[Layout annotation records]
>>

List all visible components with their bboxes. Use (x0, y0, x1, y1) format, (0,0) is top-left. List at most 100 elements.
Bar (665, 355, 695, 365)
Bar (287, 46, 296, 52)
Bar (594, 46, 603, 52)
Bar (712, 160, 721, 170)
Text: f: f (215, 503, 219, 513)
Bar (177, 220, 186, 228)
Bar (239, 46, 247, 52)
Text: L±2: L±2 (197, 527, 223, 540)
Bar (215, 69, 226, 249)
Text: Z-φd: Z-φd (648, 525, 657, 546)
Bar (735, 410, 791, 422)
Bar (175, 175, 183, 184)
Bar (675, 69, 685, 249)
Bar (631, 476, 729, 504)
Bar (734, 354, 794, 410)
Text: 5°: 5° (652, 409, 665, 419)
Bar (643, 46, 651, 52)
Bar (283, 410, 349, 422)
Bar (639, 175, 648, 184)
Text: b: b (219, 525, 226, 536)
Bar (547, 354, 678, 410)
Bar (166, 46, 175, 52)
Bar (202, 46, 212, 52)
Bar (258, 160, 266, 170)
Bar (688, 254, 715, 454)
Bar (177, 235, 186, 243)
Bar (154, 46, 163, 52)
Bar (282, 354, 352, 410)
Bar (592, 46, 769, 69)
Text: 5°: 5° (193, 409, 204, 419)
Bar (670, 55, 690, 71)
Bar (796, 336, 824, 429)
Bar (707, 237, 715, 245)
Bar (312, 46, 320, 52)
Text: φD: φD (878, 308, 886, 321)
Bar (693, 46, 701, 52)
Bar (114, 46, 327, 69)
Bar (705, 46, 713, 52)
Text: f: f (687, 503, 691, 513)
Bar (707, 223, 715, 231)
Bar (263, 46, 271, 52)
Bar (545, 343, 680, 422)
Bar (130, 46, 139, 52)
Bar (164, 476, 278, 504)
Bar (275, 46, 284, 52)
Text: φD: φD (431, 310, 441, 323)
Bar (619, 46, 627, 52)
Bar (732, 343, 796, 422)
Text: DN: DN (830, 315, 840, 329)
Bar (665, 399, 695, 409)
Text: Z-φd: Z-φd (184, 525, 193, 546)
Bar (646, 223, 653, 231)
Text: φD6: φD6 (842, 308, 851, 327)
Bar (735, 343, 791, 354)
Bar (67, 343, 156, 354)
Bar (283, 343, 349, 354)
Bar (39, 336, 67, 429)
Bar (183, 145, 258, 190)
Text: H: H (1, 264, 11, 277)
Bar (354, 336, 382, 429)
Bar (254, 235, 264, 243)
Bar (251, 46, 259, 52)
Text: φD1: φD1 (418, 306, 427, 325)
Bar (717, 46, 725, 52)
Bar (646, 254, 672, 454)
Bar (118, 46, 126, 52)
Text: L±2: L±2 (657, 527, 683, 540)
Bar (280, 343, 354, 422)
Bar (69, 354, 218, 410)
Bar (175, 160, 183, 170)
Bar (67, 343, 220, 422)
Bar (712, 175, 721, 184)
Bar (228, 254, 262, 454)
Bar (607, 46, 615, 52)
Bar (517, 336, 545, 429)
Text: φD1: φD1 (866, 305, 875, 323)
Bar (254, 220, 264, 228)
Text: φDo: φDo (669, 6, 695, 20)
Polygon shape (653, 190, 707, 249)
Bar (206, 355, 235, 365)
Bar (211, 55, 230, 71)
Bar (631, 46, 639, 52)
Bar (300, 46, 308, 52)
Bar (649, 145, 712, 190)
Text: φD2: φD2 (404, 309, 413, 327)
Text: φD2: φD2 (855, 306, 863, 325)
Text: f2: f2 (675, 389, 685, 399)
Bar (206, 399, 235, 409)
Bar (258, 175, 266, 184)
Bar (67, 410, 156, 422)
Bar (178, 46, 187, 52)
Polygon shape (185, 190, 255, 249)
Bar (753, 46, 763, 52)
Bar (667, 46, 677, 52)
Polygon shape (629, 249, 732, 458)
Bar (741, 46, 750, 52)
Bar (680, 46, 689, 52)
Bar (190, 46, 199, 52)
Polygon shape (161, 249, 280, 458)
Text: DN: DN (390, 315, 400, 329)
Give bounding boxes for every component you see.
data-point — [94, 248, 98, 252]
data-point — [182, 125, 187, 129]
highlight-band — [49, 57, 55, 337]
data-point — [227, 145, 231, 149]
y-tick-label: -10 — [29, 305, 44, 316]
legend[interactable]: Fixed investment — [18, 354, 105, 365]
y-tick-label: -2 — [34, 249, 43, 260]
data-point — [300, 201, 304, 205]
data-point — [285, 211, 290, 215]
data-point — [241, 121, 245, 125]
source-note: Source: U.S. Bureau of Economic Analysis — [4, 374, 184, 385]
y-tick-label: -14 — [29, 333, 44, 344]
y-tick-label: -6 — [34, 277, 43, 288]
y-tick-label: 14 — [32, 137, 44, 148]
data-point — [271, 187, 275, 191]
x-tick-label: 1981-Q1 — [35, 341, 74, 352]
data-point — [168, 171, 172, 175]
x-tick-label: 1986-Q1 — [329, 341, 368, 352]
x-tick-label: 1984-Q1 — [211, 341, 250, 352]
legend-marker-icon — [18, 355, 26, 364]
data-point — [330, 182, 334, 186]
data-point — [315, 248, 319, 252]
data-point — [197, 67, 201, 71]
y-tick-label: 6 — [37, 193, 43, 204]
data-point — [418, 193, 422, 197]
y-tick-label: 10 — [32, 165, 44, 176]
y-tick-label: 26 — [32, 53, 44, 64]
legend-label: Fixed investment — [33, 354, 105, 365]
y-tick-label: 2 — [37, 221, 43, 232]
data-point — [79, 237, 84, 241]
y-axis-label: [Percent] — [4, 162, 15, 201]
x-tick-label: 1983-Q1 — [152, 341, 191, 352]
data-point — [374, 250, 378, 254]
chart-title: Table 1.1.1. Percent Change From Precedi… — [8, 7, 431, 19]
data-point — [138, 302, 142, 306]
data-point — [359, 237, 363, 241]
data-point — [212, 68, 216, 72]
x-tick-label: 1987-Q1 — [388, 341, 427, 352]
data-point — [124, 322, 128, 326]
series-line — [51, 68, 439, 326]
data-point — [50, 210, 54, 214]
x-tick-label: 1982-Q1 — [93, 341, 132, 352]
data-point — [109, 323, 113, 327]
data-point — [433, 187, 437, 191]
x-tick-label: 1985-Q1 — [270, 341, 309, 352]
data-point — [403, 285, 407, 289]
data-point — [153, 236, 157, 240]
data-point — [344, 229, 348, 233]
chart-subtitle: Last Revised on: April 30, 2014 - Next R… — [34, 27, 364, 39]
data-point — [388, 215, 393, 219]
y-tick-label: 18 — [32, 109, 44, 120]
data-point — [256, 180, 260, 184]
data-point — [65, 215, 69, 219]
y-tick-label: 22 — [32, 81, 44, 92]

<<

__WHAT THE EXERCISE ASKS__. Reproduce the listing above line for line, changing nothing.

__RESULT__.
List all visible components with their bboxes. Use (x0, y0, x1, y1) format, (0,0) is top-left. List at most 100 elements.
Bar (665, 355, 695, 365)
Bar (287, 46, 296, 52)
Bar (594, 46, 603, 52)
Bar (712, 160, 721, 170)
Text: f: f (215, 503, 219, 513)
Bar (177, 220, 186, 228)
Bar (239, 46, 247, 52)
Text: L±2: L±2 (197, 527, 223, 540)
Bar (215, 69, 226, 249)
Text: Z-φd: Z-φd (648, 525, 657, 546)
Bar (735, 410, 791, 422)
Bar (175, 175, 183, 184)
Bar (675, 69, 685, 249)
Bar (631, 476, 729, 504)
Bar (734, 354, 794, 410)
Text: 5°: 5° (652, 409, 665, 419)
Bar (643, 46, 651, 52)
Bar (283, 410, 349, 422)
Bar (639, 175, 648, 184)
Text: b: b (219, 525, 226, 536)
Bar (547, 354, 678, 410)
Bar (166, 46, 175, 52)
Bar (202, 46, 212, 52)
Bar (258, 160, 266, 170)
Bar (688, 254, 715, 454)
Bar (177, 235, 186, 243)
Bar (154, 46, 163, 52)
Bar (282, 354, 352, 410)
Bar (592, 46, 769, 69)
Text: 5°: 5° (193, 409, 204, 419)
Bar (670, 55, 690, 71)
Bar (796, 336, 824, 429)
Bar (707, 237, 715, 245)
Bar (312, 46, 320, 52)
Text: φD: φD (878, 308, 886, 321)
Bar (693, 46, 701, 52)
Bar (114, 46, 327, 69)
Bar (705, 46, 713, 52)
Text: f: f (687, 503, 691, 513)
Bar (707, 223, 715, 231)
Bar (263, 46, 271, 52)
Bar (545, 343, 680, 422)
Bar (130, 46, 139, 52)
Bar (164, 476, 278, 504)
Bar (275, 46, 284, 52)
Text: φD: φD (431, 310, 441, 323)
Bar (619, 46, 627, 52)
Bar (732, 343, 796, 422)
Text: DN: DN (830, 315, 840, 329)
Bar (665, 399, 695, 409)
Text: Z-φd: Z-φd (184, 525, 193, 546)
Bar (646, 223, 653, 231)
Text: φD6: φD6 (842, 308, 851, 327)
Bar (735, 343, 791, 354)
Bar (67, 343, 156, 354)
Bar (283, 343, 349, 354)
Bar (39, 336, 67, 429)
Bar (183, 145, 258, 190)
Text: H: H (1, 264, 11, 277)
Bar (354, 336, 382, 429)
Bar (254, 235, 264, 243)
Bar (251, 46, 259, 52)
Text: φD1: φD1 (418, 306, 427, 325)
Bar (717, 46, 725, 52)
Bar (646, 254, 672, 454)
Bar (118, 46, 126, 52)
Text: L±2: L±2 (657, 527, 683, 540)
Bar (280, 343, 354, 422)
Bar (69, 354, 218, 410)
Bar (175, 160, 183, 170)
Bar (67, 343, 220, 422)
Bar (712, 175, 721, 184)
Bar (228, 254, 262, 454)
Bar (607, 46, 615, 52)
Bar (517, 336, 545, 429)
Text: φD1: φD1 (866, 305, 875, 323)
Bar (254, 220, 264, 228)
Text: φDo: φDo (669, 6, 695, 20)
Polygon shape (653, 190, 707, 249)
Bar (206, 355, 235, 365)
Bar (211, 55, 230, 71)
Bar (631, 46, 639, 52)
Bar (300, 46, 308, 52)
Bar (649, 145, 712, 190)
Text: φD2: φD2 (404, 309, 413, 327)
Text: φD2: φD2 (855, 306, 863, 325)
Text: f2: f2 (675, 389, 685, 399)
Bar (206, 399, 235, 409)
Bar (258, 175, 266, 184)
Bar (67, 410, 156, 422)
Bar (178, 46, 187, 52)
Polygon shape (185, 190, 255, 249)
Bar (753, 46, 763, 52)
Bar (667, 46, 677, 52)
Polygon shape (629, 249, 732, 458)
Bar (741, 46, 750, 52)
Bar (680, 46, 689, 52)
Bar (190, 46, 199, 52)
Polygon shape (161, 249, 280, 458)
Text: DN: DN (390, 315, 400, 329)
Give bounding boxes for every component you see.
data-point — [94, 248, 98, 252]
data-point — [182, 125, 187, 129]
highlight-band — [49, 57, 55, 337]
data-point — [227, 145, 231, 149]
y-tick-label: -10 — [29, 305, 44, 316]
legend[interactable]: Fixed investment — [18, 354, 105, 365]
y-tick-label: -2 — [34, 249, 43, 260]
data-point — [300, 201, 304, 205]
data-point — [285, 211, 290, 215]
data-point — [241, 121, 245, 125]
source-note: Source: U.S. Bureau of Economic Analysis — [4, 374, 184, 385]
y-tick-label: -14 — [29, 333, 44, 344]
y-tick-label: -6 — [34, 277, 43, 288]
y-tick-label: 14 — [32, 137, 44, 148]
data-point — [271, 187, 275, 191]
x-tick-label: 1981-Q1 — [35, 341, 74, 352]
data-point — [168, 171, 172, 175]
x-tick-label: 1986-Q1 — [329, 341, 368, 352]
x-tick-label: 1984-Q1 — [211, 341, 250, 352]
legend-marker-icon — [18, 355, 26, 364]
data-point — [330, 182, 334, 186]
data-point — [315, 248, 319, 252]
data-point — [197, 67, 201, 71]
y-tick-label: 6 — [37, 193, 43, 204]
data-point — [418, 193, 422, 197]
y-tick-label: 10 — [32, 165, 44, 176]
y-tick-label: 26 — [32, 53, 44, 64]
legend-label: Fixed investment — [33, 354, 105, 365]
y-tick-label: 2 — [37, 221, 43, 232]
data-point — [79, 237, 84, 241]
y-axis-label: [Percent] — [4, 162, 15, 201]
x-tick-label: 1983-Q1 — [152, 341, 191, 352]
data-point — [374, 250, 378, 254]
chart-title: Table 1.1.1. Percent Change From Precedi… — [8, 7, 431, 19]
data-point — [138, 302, 142, 306]
data-point — [359, 237, 363, 241]
data-point — [212, 68, 216, 72]
x-tick-label: 1987-Q1 — [388, 341, 427, 352]
data-point — [124, 322, 128, 326]
series-line — [51, 68, 439, 326]
data-point — [50, 210, 54, 214]
x-tick-label: 1982-Q1 — [93, 341, 132, 352]
data-point — [109, 323, 113, 327]
data-point — [433, 187, 437, 191]
x-tick-label: 1985-Q1 — [270, 341, 309, 352]
data-point — [403, 285, 407, 289]
data-point — [153, 236, 157, 240]
data-point — [344, 229, 348, 233]
chart-subtitle: Last Revised on: April 30, 2014 - Next R… — [34, 27, 364, 39]
data-point — [388, 215, 393, 219]
y-tick-label: 18 — [32, 109, 44, 120]
data-point — [256, 180, 260, 184]
data-point — [65, 215, 69, 219]
y-tick-label: 22 — [32, 81, 44, 92]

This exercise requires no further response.